Following this crucial finding, a series of studies funded by the NIH continued to establish further unique mechanisms instrumental to the neuroprotective and stroke prevention properties of tocotrienols. Tocomin and Tocomin SupraBio were used in these studies.

The neuroprotection against stroke-induced cell death by tocotrienols can be classified into actions at the cellular and cerebrovascular levels:

1) Neuroprotection at cellular (neuronal) level: Tocotrienol-mediated neuroprotection includes at least three key cytosolic targets: c-Src kinase, 12-lypoxygenase and phospholipase A2 (Sen et al, 2000; Khanna et al, 2005, 2010). Both c-Src kinase and 12-lypoxygenase are capable of triggering a cascade of events that lead to eventual neuronal cell degeneration and death. Tocotrienol was found to reduce c-Src kinase activation and 12-lypoxygenase phosphorylation. 

2) Neuroprotection at cerebrovascular level: In ischemic stroke, the primary event stems from a reduction in cerebral blood to a level that cannot sustain neuronal survival. Work with catheter angiography in canine models showed that tocotrienol (Tocomin SupraBio) supplementation enhanced leptomeningeal collateralization, specifically from the anterior cerebral and posterior cerebral arteries to the middle cerebral artery territory. Increasing this secondary source of blood supply reduces the volume of induced middle cerebral artery territory infarcts, as seen in animal stroke models on MRI.

This is further explained and supported by a subsequent study, which shows increased expression of arteriogenic genes with tocotrienol supplementation, including gene expression of chloride intracellular channel 1 and TIMP1. Perhaps more importantly, the study also shows that the increased gene expression occurred not only on the induced stroke site but also normal brain tissue (Rink and others, 2011).

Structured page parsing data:

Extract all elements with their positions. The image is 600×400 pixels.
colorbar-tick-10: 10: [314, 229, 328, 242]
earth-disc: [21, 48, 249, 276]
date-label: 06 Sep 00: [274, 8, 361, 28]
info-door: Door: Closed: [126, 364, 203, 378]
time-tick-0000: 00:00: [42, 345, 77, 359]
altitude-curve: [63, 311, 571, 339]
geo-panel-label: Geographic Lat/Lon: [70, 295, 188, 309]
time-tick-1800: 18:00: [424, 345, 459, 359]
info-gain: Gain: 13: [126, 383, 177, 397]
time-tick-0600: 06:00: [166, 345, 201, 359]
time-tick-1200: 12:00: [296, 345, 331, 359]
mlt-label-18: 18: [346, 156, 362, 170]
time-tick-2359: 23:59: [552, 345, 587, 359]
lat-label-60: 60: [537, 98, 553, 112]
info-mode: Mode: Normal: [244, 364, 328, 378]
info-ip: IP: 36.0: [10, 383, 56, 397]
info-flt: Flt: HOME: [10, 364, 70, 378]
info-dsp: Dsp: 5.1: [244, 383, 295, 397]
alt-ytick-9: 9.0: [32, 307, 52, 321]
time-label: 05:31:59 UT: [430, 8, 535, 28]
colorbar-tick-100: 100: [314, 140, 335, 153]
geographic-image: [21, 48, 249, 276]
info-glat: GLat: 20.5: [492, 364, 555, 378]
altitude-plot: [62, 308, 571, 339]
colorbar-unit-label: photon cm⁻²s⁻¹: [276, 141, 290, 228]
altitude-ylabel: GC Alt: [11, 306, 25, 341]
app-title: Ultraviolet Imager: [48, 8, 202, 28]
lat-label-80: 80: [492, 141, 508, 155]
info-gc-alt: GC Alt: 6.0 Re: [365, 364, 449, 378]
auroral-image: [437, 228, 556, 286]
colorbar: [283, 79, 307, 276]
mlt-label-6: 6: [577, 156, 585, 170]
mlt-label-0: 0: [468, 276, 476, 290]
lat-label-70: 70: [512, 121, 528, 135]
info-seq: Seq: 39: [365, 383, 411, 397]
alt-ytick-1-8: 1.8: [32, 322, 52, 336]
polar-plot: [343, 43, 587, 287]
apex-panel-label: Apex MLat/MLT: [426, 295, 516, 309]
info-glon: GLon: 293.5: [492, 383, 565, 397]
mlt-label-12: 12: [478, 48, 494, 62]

Work order: Name the cytosolic targets of tocotrienol-mediated neuroprotection listed in the text on tocotrienols and stroke.

Response box: c-Src kinase, 12-lypoxygenase and phospholipase A2